* Supplied records:
---*---
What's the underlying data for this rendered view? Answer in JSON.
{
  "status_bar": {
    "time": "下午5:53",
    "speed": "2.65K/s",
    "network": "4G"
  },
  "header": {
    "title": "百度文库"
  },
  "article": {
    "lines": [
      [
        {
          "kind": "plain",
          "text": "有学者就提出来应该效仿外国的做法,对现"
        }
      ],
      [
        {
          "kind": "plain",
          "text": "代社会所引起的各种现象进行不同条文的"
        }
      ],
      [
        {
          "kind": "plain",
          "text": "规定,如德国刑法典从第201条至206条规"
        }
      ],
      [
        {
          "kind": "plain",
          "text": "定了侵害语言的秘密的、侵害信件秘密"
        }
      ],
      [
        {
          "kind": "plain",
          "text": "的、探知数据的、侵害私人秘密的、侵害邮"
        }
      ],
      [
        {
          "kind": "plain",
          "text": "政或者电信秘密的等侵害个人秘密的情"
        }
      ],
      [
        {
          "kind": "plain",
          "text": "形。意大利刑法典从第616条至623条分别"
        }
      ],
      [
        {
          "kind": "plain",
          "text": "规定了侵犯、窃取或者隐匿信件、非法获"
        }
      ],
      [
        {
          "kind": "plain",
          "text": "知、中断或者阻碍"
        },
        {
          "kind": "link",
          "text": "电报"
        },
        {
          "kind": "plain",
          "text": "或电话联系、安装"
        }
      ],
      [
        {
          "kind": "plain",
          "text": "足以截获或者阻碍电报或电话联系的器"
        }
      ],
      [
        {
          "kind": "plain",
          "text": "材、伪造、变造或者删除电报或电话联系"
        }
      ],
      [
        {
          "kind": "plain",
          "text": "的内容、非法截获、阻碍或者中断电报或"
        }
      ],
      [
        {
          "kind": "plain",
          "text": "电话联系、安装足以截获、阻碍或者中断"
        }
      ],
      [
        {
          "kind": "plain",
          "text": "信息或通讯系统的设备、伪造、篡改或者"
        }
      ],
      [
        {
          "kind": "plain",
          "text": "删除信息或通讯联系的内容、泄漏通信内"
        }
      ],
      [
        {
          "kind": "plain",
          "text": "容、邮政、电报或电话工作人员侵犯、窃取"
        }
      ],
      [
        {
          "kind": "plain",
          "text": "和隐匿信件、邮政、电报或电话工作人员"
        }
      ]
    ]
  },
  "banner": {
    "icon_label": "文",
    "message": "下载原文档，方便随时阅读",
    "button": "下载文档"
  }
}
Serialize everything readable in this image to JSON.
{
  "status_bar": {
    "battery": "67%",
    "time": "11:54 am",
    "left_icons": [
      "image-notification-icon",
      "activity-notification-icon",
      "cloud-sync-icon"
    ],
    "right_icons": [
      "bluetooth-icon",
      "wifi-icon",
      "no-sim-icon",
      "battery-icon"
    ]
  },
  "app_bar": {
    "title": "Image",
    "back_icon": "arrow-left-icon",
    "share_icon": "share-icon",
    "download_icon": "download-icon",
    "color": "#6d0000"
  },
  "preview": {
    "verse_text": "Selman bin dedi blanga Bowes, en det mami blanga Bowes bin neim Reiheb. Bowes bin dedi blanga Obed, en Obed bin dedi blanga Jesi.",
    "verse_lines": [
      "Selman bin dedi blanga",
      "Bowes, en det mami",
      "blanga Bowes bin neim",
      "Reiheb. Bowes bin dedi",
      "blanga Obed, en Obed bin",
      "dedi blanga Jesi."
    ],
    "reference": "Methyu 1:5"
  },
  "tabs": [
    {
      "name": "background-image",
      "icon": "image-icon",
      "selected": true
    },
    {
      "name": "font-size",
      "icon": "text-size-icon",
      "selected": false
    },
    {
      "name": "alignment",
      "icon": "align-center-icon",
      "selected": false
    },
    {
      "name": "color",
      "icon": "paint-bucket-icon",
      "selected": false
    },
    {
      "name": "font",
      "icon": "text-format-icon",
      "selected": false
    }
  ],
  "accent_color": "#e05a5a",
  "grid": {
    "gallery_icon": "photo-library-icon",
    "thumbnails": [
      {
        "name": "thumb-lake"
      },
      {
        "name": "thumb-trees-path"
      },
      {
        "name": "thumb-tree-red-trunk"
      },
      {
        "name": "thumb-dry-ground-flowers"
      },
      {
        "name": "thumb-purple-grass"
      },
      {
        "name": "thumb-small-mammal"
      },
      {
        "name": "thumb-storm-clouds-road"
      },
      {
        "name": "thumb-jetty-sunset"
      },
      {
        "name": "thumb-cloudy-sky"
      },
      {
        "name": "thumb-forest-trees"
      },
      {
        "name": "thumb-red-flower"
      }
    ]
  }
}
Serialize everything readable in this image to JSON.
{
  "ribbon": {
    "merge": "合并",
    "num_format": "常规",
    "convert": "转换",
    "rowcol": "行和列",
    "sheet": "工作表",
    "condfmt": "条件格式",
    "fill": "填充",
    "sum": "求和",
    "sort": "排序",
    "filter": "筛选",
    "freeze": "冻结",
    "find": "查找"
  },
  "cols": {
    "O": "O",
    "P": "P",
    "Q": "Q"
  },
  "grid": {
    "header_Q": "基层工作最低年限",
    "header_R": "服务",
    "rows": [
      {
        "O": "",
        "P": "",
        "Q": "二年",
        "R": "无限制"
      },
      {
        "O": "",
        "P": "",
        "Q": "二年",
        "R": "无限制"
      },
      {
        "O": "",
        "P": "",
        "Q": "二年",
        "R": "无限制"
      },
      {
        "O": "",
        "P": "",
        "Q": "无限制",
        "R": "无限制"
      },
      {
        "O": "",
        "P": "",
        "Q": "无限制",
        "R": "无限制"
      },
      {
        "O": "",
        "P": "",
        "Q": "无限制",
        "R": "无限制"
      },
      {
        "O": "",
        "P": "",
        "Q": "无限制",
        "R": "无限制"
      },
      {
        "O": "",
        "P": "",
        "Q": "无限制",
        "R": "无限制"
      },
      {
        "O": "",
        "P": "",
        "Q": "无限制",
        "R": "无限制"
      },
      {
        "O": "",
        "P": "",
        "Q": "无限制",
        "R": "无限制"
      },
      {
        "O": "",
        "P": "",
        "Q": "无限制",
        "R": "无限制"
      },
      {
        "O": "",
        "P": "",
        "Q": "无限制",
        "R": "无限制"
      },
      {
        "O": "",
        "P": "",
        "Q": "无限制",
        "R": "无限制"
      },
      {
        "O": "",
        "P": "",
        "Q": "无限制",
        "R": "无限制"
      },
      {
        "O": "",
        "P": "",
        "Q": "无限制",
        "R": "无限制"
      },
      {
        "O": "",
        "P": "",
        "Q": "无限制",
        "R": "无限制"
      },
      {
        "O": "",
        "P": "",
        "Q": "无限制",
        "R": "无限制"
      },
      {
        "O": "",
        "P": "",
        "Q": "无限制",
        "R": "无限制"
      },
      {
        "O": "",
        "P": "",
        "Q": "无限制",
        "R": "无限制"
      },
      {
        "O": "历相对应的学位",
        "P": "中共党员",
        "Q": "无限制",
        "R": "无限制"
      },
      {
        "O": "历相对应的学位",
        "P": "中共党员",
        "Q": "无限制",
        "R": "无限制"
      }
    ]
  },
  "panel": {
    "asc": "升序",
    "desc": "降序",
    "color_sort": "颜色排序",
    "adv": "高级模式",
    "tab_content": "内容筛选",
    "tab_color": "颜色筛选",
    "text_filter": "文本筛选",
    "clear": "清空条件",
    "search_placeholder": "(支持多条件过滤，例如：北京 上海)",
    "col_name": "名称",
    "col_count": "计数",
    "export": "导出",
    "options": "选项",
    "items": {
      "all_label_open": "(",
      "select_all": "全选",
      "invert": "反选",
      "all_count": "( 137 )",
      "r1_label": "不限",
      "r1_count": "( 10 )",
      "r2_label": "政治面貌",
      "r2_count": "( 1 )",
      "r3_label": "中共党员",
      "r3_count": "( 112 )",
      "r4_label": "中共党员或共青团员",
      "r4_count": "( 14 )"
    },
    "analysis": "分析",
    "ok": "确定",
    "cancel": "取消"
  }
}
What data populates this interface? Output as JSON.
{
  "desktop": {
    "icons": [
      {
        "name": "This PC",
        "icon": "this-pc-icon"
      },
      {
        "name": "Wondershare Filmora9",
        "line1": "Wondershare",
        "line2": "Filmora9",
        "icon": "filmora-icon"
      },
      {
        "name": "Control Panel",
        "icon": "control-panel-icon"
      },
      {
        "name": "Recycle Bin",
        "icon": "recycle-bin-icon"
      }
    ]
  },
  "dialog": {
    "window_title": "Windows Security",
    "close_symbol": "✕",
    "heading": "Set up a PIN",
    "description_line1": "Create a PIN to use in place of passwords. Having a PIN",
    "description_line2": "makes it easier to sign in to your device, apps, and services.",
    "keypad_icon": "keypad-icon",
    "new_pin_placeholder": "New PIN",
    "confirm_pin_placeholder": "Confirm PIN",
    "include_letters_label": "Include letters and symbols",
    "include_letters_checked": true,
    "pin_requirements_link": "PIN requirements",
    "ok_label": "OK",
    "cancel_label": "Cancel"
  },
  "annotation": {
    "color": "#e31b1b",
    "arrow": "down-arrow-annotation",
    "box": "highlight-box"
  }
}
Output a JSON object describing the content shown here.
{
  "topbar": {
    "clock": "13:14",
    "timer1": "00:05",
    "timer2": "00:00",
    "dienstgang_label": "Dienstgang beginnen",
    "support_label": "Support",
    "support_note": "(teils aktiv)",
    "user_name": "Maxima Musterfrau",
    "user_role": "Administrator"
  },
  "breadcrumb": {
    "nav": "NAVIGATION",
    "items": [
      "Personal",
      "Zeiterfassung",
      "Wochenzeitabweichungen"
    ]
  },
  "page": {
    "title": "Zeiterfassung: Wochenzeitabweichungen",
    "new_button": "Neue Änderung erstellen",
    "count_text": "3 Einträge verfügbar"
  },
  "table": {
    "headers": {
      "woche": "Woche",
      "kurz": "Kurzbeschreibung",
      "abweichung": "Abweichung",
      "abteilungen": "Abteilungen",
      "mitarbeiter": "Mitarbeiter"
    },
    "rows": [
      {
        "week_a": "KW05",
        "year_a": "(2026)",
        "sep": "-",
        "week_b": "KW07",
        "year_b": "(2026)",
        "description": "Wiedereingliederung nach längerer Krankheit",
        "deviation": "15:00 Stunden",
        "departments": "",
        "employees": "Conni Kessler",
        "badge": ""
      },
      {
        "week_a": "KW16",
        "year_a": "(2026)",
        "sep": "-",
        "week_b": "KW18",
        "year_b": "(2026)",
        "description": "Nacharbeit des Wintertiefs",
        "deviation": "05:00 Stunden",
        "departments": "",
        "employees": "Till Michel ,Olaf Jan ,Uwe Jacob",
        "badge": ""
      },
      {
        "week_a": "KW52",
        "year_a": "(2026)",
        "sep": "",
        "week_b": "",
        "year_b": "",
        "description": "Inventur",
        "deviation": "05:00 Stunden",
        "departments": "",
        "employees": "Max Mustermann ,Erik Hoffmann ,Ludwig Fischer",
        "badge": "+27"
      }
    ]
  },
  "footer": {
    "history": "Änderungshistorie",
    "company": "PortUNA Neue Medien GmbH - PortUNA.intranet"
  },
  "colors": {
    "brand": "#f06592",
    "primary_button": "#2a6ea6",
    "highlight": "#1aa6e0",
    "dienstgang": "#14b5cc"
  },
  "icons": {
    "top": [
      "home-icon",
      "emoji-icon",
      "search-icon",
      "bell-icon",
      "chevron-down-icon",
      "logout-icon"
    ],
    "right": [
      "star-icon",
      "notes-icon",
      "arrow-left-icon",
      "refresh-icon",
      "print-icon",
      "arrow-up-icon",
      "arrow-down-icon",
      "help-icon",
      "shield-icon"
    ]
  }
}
---*---
* Problem details:
Filter the records, keeping only lines that contain "Output", and show those lines.

* Right answer:
What data populates this interface? Output as JSON.
Output a JSON object describing the content shown here.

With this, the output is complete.